=== PROBLEM TO SOLVE ===
Select every line holding the word "数据来源于作者在山东省" and copy it.

=== RECORD SET ===

►

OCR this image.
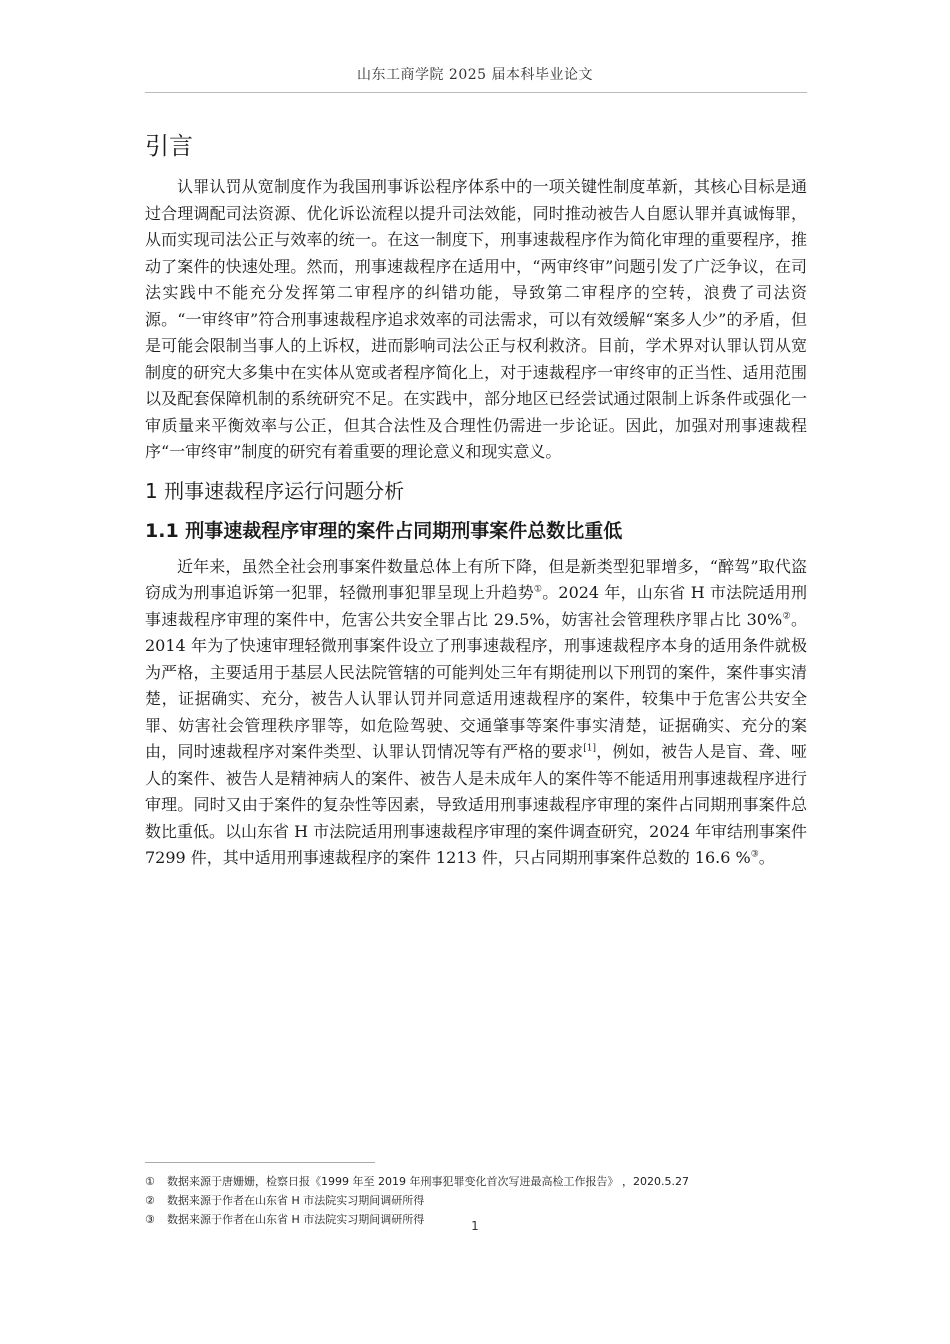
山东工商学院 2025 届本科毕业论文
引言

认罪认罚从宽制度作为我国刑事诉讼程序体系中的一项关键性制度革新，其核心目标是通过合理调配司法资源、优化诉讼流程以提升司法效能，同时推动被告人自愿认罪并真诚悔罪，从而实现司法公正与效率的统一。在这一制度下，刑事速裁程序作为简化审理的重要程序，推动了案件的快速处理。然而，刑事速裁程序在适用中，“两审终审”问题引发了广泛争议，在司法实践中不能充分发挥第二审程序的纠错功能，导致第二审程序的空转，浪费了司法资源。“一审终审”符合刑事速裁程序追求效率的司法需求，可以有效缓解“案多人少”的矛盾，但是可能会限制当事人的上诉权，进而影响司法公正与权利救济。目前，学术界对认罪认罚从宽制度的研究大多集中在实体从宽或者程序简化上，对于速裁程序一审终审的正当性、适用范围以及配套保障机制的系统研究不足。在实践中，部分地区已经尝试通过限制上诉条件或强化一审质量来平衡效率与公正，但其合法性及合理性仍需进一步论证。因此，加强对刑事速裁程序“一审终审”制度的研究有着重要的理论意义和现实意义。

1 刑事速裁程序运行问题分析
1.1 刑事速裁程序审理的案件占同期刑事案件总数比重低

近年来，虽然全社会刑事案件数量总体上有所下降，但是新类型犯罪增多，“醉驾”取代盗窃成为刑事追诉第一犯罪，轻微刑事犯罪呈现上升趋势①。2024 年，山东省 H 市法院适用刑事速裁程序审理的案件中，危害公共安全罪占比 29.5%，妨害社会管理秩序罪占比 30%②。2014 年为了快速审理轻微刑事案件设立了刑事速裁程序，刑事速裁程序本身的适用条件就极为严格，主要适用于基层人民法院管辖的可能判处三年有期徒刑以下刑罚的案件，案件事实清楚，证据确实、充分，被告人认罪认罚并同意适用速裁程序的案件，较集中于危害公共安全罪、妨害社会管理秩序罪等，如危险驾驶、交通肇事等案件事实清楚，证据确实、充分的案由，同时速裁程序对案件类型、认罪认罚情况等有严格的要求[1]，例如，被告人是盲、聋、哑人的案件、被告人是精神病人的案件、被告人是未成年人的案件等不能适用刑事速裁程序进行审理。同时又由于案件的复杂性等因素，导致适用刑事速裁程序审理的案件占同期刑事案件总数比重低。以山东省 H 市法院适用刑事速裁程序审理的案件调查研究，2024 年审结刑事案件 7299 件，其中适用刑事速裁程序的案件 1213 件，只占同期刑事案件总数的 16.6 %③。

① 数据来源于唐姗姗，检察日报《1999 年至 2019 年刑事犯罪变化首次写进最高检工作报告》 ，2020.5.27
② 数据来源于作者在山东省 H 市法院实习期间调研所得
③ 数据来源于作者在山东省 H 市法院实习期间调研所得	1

◄
►

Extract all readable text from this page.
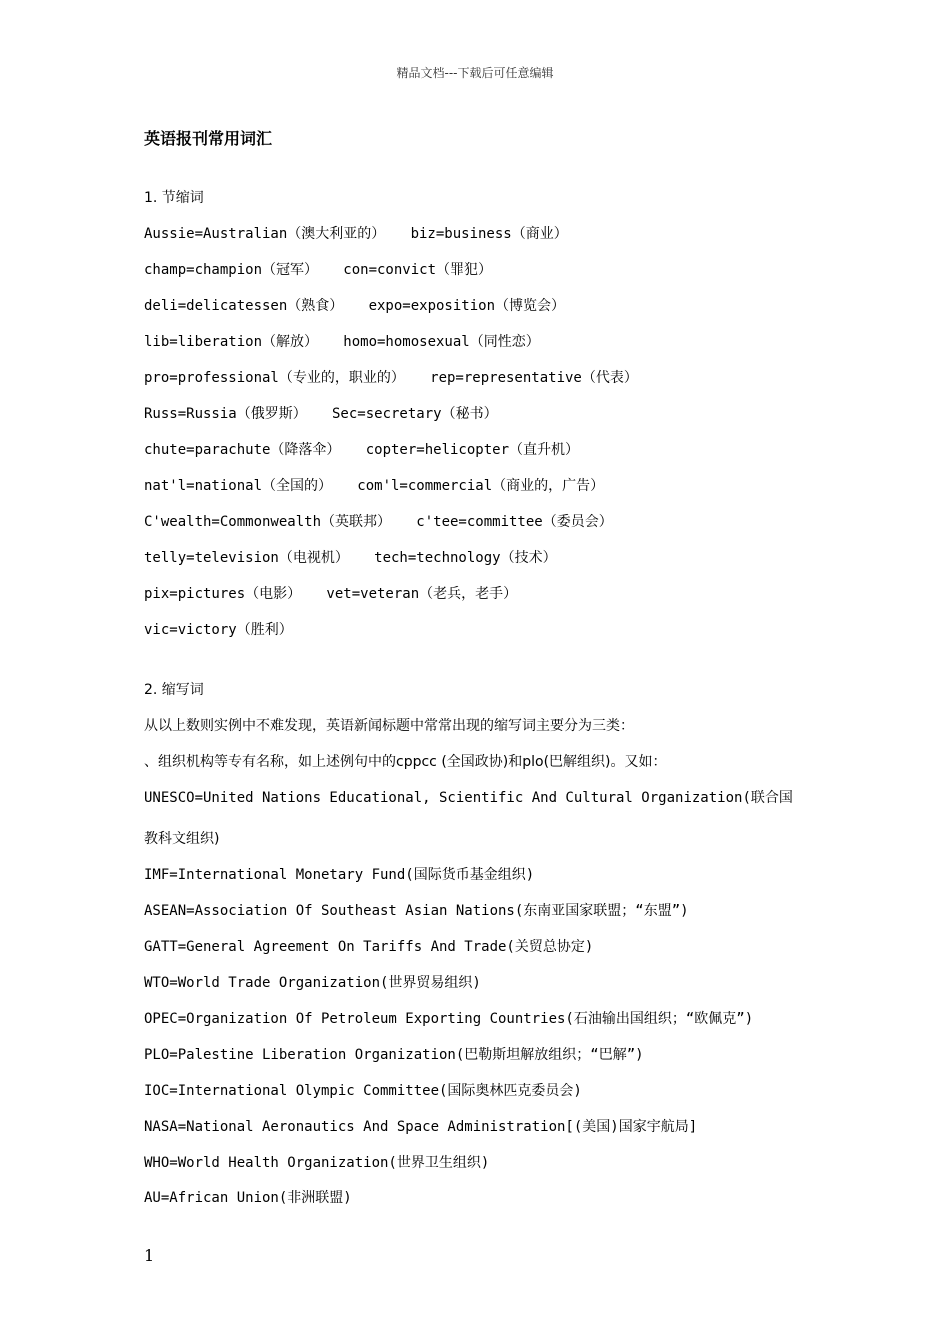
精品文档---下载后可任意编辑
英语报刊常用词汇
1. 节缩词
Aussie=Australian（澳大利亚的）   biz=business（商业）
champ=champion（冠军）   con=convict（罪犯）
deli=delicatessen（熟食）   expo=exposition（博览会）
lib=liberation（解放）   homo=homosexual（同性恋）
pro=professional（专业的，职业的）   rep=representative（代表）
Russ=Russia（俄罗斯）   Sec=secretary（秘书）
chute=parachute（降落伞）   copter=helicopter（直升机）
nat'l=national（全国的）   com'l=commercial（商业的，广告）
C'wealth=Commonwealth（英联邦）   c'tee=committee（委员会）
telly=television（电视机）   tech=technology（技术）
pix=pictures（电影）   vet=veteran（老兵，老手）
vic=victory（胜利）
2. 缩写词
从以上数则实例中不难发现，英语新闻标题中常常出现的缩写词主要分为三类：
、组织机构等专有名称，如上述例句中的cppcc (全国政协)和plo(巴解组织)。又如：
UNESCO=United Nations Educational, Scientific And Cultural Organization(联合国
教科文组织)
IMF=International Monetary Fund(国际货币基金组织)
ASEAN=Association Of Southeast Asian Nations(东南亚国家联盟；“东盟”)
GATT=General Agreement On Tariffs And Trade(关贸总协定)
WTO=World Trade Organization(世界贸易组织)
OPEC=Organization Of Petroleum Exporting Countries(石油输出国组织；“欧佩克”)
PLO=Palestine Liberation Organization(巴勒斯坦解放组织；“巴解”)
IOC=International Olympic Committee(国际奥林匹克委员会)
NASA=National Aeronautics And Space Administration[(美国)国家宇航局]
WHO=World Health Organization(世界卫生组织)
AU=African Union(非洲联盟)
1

◄

=== EXERCISE RESPONSE ===
② 数据来源于作者在山东省 H 市法院实习期间调研所得
③ 数据来源于作者在山东省 H 市法院实习期间调研所得	1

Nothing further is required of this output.